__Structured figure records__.

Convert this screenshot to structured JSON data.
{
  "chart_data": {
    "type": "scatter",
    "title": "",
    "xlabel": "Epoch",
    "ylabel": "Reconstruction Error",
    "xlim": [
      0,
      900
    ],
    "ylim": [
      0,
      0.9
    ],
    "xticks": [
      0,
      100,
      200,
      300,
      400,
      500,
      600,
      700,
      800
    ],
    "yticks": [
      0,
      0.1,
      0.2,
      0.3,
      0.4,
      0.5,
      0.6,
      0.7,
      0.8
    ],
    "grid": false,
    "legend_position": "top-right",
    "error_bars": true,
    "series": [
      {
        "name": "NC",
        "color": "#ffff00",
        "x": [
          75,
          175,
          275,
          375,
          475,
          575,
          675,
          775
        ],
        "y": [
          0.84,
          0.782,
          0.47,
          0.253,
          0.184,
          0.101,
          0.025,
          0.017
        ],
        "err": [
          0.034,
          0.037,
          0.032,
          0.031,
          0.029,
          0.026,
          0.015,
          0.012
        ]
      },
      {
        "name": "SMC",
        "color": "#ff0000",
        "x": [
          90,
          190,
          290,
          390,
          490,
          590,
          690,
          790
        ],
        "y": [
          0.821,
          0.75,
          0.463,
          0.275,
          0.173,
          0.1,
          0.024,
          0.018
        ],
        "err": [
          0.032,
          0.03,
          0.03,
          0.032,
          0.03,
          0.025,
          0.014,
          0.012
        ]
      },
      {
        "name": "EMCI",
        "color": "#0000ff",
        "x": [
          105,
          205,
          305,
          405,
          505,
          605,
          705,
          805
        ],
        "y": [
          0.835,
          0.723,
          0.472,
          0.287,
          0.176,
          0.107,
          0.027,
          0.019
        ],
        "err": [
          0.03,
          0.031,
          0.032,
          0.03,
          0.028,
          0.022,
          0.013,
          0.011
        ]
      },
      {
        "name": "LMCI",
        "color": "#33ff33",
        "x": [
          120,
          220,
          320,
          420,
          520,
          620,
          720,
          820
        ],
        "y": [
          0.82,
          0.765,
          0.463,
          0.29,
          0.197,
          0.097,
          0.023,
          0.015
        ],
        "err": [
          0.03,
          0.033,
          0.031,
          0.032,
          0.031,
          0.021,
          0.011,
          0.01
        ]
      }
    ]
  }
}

__Task goal__. Working from the entries above, return all lines that contain "color".

__Task solution__.
        "color": "#ffff00",
        "color": "#ff0000",
        "color": "#0000ff",
        "color": "#33ff33",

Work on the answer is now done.